— Begin RECORD EXTRACTS —
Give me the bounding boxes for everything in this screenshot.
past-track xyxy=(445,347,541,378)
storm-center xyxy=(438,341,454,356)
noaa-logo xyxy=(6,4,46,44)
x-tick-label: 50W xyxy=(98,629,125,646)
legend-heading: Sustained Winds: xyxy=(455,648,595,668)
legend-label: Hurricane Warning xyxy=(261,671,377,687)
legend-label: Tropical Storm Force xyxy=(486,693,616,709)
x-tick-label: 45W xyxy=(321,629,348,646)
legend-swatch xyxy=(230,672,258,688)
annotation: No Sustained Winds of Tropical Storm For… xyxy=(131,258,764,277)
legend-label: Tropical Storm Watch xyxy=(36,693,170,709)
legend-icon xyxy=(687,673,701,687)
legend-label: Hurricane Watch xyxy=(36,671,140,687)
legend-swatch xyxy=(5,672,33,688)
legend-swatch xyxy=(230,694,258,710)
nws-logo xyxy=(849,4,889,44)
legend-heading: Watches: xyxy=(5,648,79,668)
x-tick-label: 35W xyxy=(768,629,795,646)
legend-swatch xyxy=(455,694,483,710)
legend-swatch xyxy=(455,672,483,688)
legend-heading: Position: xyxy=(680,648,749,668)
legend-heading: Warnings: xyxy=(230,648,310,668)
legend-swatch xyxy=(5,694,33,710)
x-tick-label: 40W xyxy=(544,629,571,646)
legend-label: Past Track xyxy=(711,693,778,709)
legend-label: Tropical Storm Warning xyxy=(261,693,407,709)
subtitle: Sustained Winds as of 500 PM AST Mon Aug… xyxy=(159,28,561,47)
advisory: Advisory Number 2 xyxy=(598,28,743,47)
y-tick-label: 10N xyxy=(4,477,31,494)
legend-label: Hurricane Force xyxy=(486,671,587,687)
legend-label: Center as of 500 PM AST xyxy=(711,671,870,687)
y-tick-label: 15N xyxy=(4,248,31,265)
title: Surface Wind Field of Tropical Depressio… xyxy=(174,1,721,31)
— End RECORD EXTRACTS —
- _GOAL_
Copy the material above line for line, with nothing added or changed.

- _FULL ANSWER_
Give me the bounding boxes for everything in this screenshot.
past-track xyxy=(445,347,541,378)
storm-center xyxy=(438,341,454,356)
noaa-logo xyxy=(6,4,46,44)
x-tick-label: 50W xyxy=(98,629,125,646)
legend-heading: Sustained Winds: xyxy=(455,648,595,668)
legend-label: Hurricane Warning xyxy=(261,671,377,687)
legend-label: Tropical Storm Force xyxy=(486,693,616,709)
x-tick-label: 45W xyxy=(321,629,348,646)
legend-swatch xyxy=(230,672,258,688)
annotation: No Sustained Winds of Tropical Storm For… xyxy=(131,258,764,277)
legend-label: Tropical Storm Watch xyxy=(36,693,170,709)
legend-icon xyxy=(687,673,701,687)
legend-label: Hurricane Watch xyxy=(36,671,140,687)
legend-swatch xyxy=(5,672,33,688)
legend-swatch xyxy=(230,694,258,710)
nws-logo xyxy=(849,4,889,44)
legend-heading: Watches: xyxy=(5,648,79,668)
x-tick-label: 35W xyxy=(768,629,795,646)
legend-swatch xyxy=(455,694,483,710)
legend-swatch xyxy=(455,672,483,688)
legend-heading: Position: xyxy=(680,648,749,668)
legend-heading: Warnings: xyxy=(230,648,310,668)
legend-swatch xyxy=(5,694,33,710)
x-tick-label: 40W xyxy=(544,629,571,646)
legend-label: Past Track xyxy=(711,693,778,709)
legend-label: Tropical Storm Warning xyxy=(261,693,407,709)
subtitle: Sustained Winds as of 500 PM AST Mon Aug… xyxy=(159,28,561,47)
advisory: Advisory Number 2 xyxy=(598,28,743,47)
y-tick-label: 10N xyxy=(4,477,31,494)
legend-label: Hurricane Force xyxy=(486,671,587,687)
legend-label: Center as of 500 PM AST xyxy=(711,671,870,687)
y-tick-label: 15N xyxy=(4,248,31,265)
title: Surface Wind Field of Tropical Depressio… xyxy=(174,1,721,31)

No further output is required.